» **Source material**:
· · · · ·

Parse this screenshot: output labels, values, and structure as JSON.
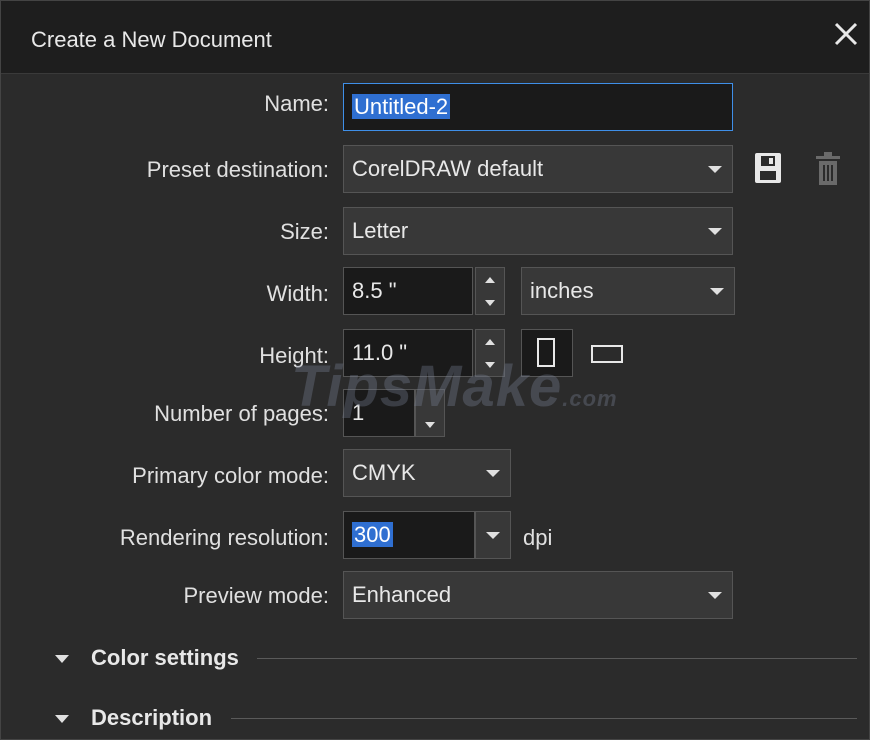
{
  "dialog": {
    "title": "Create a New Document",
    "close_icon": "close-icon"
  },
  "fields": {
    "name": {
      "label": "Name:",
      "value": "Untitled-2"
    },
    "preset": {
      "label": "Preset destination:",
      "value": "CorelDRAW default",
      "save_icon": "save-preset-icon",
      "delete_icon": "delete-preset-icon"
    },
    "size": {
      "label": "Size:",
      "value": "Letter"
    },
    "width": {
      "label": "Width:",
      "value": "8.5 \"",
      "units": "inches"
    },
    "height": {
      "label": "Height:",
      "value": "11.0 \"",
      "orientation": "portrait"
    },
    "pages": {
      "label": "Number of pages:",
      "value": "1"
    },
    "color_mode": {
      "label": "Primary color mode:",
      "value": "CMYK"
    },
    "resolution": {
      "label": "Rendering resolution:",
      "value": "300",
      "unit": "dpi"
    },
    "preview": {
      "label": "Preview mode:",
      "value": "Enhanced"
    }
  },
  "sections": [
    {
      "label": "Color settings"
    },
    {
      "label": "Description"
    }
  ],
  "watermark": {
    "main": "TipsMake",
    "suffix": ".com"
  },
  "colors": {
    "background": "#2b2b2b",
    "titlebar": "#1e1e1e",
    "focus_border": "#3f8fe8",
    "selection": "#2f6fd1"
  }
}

· · · · ·

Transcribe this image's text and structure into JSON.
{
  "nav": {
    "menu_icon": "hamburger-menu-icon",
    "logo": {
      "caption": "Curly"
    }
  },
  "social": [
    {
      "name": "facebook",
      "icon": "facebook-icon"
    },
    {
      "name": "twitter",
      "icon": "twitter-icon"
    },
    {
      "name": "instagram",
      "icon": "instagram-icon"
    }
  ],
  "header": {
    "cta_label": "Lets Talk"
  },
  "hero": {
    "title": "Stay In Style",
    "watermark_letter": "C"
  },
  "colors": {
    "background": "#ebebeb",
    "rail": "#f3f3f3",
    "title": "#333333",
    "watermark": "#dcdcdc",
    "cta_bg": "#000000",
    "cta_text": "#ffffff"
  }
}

· · · · ·

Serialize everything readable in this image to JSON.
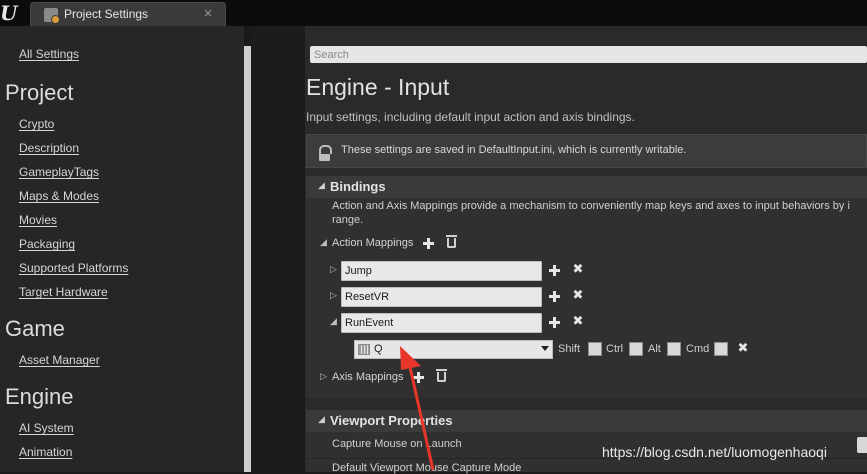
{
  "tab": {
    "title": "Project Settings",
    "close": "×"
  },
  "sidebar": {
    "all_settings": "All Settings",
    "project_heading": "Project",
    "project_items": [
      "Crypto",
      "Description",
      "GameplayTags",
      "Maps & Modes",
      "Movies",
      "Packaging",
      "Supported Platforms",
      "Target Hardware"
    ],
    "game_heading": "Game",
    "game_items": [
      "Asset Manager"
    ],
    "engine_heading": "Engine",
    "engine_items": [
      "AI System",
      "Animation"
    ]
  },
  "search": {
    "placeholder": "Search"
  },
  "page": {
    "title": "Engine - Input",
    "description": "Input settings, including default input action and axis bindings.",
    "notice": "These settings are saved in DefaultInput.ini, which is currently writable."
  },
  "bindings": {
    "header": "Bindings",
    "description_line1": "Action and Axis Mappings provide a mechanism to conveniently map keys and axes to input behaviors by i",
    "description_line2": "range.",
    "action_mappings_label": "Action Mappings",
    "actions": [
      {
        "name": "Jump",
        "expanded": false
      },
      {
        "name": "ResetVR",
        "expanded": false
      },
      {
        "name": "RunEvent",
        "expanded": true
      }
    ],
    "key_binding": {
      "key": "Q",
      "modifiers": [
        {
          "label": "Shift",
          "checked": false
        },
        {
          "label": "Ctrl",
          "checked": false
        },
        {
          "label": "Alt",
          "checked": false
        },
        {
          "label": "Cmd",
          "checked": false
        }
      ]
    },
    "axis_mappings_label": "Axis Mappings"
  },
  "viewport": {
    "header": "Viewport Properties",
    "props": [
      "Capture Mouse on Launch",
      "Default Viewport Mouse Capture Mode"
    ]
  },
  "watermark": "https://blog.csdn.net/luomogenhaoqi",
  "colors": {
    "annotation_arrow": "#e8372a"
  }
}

· · · · ·

» **Task statement**:
Return each line with "Mouse".

» **Exercise result**:
      "Capture Mouse on Launch",
      "Default Viewport Mouse Capture Mode"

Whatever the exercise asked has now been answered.